- **PASSAGE GIVEN**:
○ ○ ○ ○ ○ ○ ○

Whatever she’s doing, it isn’t translating. Not because the job is joyless, but because its satisfactions come from the experience of obstacles faced and overcome, or skillfully finessed.

In Aaliya’s account, it is one moment of bliss after another. This is typical of her relation to literature in general. An Unnecessary Woman is a kind of commonplace book, stuffed with citations from Aaliya’s favorite novels and poems. Everything that happens to her provokes a literary reminiscence: an unwelcome neighbor makes her think of Sartre (“Hell is other people”), which makes her think of Vallejo (“the torment of Hell is noise”); feeling lonely makes her think of Camus (“the weight of days is dreadful”); Beiruti garbage collectors are so many Sisyphuses.

We get it: this lady has read a lot of books. But in fact Aaliya is less a devotee of literature than a gourmand. She “salivates” over the “beautiful sentences” of Claudio Magris; Marguerite Yourcenar’s versions of Cavafy are “like champagne.” (Constance Garnett’s translations of Dostoyevsky, on the other hand, are “milky tea.”)

○ ○ ○ ○ ○ ○ ○

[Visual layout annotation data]
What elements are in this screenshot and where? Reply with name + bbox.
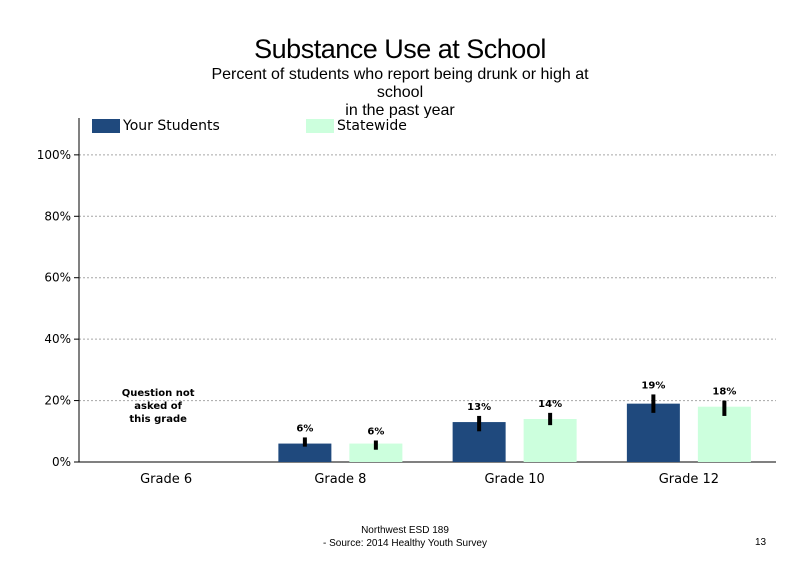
- y-tick-label: 0%: [52, 455, 71, 469]
- x-tick-label: Grade 8: [314, 472, 366, 487]
- bar: [278, 443, 332, 462]
- annotation-text: Question not: [122, 388, 195, 399]
- y-tick-label: 100%: [37, 148, 71, 162]
- legend-swatch-your-students: [92, 119, 120, 133]
- data-label: 13%: [467, 402, 491, 413]
- legend-swatch-statewide: [306, 119, 334, 133]
- chart-title: Substance Use at School: [254, 34, 546, 64]
- x-tick-label: Grade 6: [140, 472, 192, 487]
- legend-label-statewide: Statewide: [337, 118, 407, 134]
- annotation-text: asked of: [134, 401, 182, 412]
- subtitle-line: in the past year: [345, 102, 455, 118]
- data-label: 6%: [367, 427, 384, 438]
- data-label: 14%: [538, 399, 562, 410]
- bar: [349, 443, 403, 462]
- bar: [523, 419, 577, 462]
- y-tick-label: 80%: [44, 209, 71, 223]
- x-tick-label: Grade 10: [484, 472, 544, 487]
- chart-subtitle: Percent of students who report being dru…: [200, 66, 600, 118]
- bar: [626, 403, 680, 462]
- page-number: 13: [755, 537, 767, 548]
- subtitle-line: Percent of students who report being dru…: [211, 66, 589, 83]
- data-label: 6%: [296, 423, 313, 434]
- y-tick-label: 20%: [44, 394, 71, 408]
- footer-org: Northwest ESD 189: [361, 525, 449, 536]
- subtitle-line: school: [376, 84, 424, 101]
- y-tick-label: 60%: [44, 271, 71, 285]
- legend-label-your-students: Your Students: [123, 118, 220, 134]
- bar: [697, 406, 751, 462]
- x-tick-label: Grade 12: [659, 472, 719, 487]
- footer-source: - Source: 2014 Healthy Youth Survey: [323, 538, 487, 549]
- annotation-text: this grade: [129, 414, 187, 425]
- y-tick-label: 40%: [44, 332, 71, 346]
- data-label: 19%: [641, 380, 665, 391]
- data-label: 18%: [712, 387, 736, 398]
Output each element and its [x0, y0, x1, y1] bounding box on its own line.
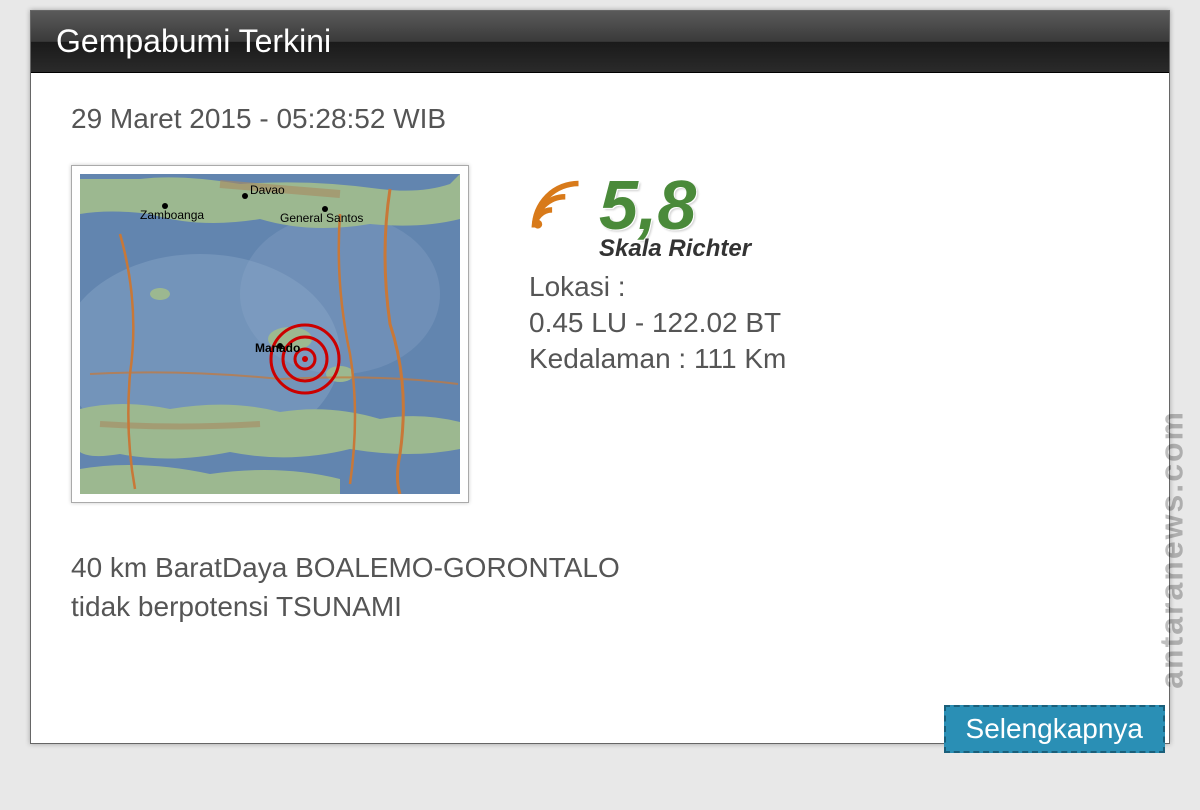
map-svg: Davao Zamboanga General Santos Manado: [80, 174, 460, 494]
info-column: 5,8 Skala Richter Lokasi : 0.45 LU - 122…: [529, 165, 786, 375]
magnitude-row: 5,8: [529, 170, 786, 240]
more-button[interactable]: Selengkapnya: [944, 705, 1165, 753]
magnitude-value: 5,8: [599, 170, 696, 240]
svg-text:General Santos: General Santos: [280, 211, 363, 225]
coordinates: 0.45 LU - 122.02 BT: [529, 307, 786, 339]
content-row: Davao Zamboanga General Santos Manado: [71, 165, 1129, 503]
seismic-wave-icon: [529, 178, 584, 233]
event-description: 40 km BaratDaya BOALEMO-GORONTALO tidak …: [71, 548, 1129, 626]
earthquake-panel: Gempabumi Terkini 29 Maret 2015 - 05:28:…: [30, 10, 1170, 744]
map-svg-wrap: Davao Zamboanga General Santos Manado: [80, 174, 460, 494]
desc-line-1: 40 km BaratDaya BOALEMO-GORONTALO: [71, 548, 1129, 587]
svg-text:Manado: Manado: [255, 341, 300, 355]
panel-body: 29 Maret 2015 - 05:28:52 WIB: [31, 73, 1169, 743]
location-label: Lokasi :: [529, 271, 786, 303]
depth: Kedalaman : 111 Km: [529, 343, 786, 375]
svg-text:Davao: Davao: [250, 183, 285, 197]
scale-label: Skala Richter: [599, 235, 786, 263]
svg-text:Zamboanga: Zamboanga: [140, 208, 204, 222]
map-thumbnail[interactable]: Davao Zamboanga General Santos Manado: [71, 165, 469, 503]
event-datetime: 29 Maret 2015 - 05:28:52 WIB: [71, 103, 1129, 135]
desc-line-2: tidak berpotensi TSUNAMI: [71, 587, 1129, 626]
panel-title: Gempabumi Terkini: [31, 11, 1169, 73]
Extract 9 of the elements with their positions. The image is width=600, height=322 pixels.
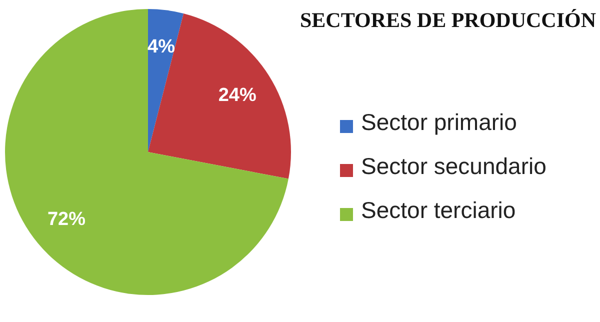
legend-label: Sector secundario	[361, 153, 546, 179]
pie-slice	[5, 9, 288, 295]
pie-slice	[148, 9, 184, 152]
pie-slice	[148, 13, 291, 179]
legend-label: Sector primario	[361, 109, 517, 135]
data-label: 24%	[218, 84, 256, 106]
chart-title: SECTORES DE PRODUCCIÓN	[300, 8, 596, 33]
data-label: 72%	[47, 208, 86, 230]
legend-label: Sector terciario	[361, 197, 516, 223]
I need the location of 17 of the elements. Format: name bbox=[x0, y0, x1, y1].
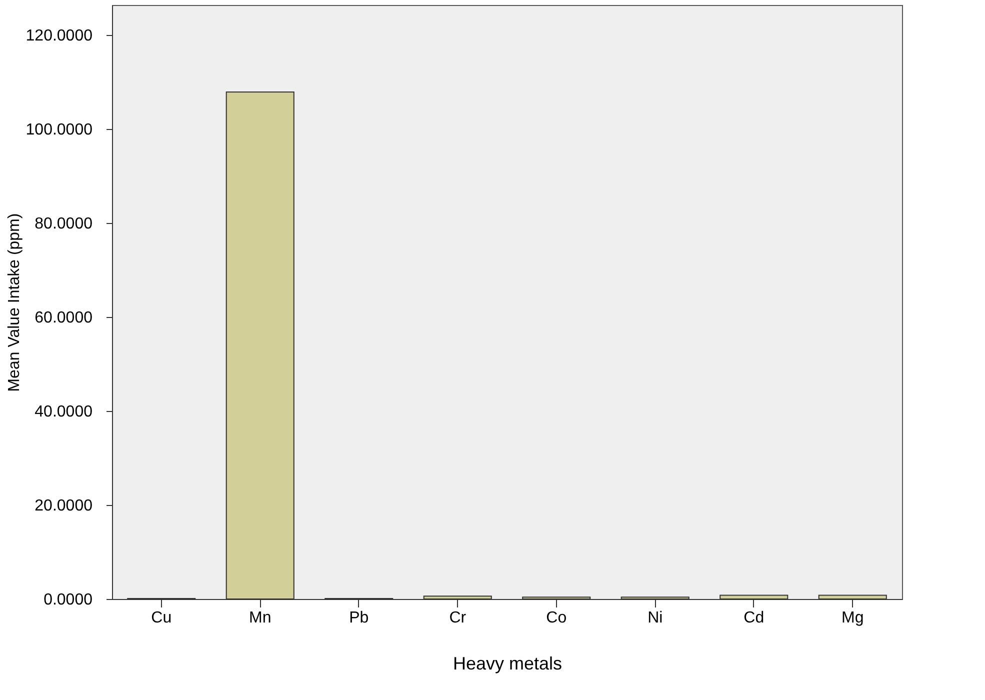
y-tick-label: 120.0000 bbox=[26, 28, 93, 45]
x-tick-label: Cd bbox=[744, 610, 764, 626]
y-tick-label: 100.0000 bbox=[26, 122, 93, 139]
x-tick-label: Cu bbox=[151, 610, 172, 626]
x-tick-label: Mn bbox=[249, 610, 272, 626]
y-tick-label: 20.0000 bbox=[34, 498, 93, 515]
x-tick-label: Mg bbox=[842, 610, 864, 626]
x-tick-label: Cr bbox=[449, 610, 467, 626]
x-axis-title: Heavy metals bbox=[452, 654, 562, 674]
y-axis-title: Mean Value Intake (ppm) bbox=[6, 213, 23, 392]
x-tick-label: Co bbox=[546, 610, 567, 626]
y-tick-label: 60.0000 bbox=[34, 310, 93, 327]
y-tick-label: 40.0000 bbox=[34, 404, 93, 421]
x-tick-label: Ni bbox=[648, 610, 663, 626]
x-tick-label: Pb bbox=[349, 610, 369, 626]
y-tick-label: 0.0000 bbox=[44, 592, 93, 608]
y-tick-label: 80.0000 bbox=[34, 216, 93, 233]
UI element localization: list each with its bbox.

○ ○ ○ ○ ○ ○ ○

- **OBJECTIVES**:
1. List every writer named in the final paragraph of the passage about An Unnecessary Woman.
2. In the rows, take the part that opens with the line containing "- y-tick-label: 0%: [52, 455, 71, 469]" and closes with the line containing "- legend-swatch-statewide: [306, 119, 334, 133]". Substitute "y-axis-tick" for "y-tick-label" throughout it, leave everything else unchanged, and give only those lines.

- **CORRECT ANSWERS**:
1. Claudio Magris, Marguerite Yourcenar, Cavafy, Constance Garnett, Dostoyevsky

2.
- y-axis-tick: 0%: [52, 455, 71, 469]
- x-tick-label: Grade 8: [314, 472, 366, 487]
- bar: [278, 443, 332, 462]
- annotation-text: Question not: [122, 388, 195, 399]
- y-axis-tick: 100%: [37, 148, 71, 162]
- legend-swatch-your-students: [92, 119, 120, 133]
- data-label: 13%: [467, 402, 491, 413]
- legend-swatch-statewide: [306, 119, 334, 133]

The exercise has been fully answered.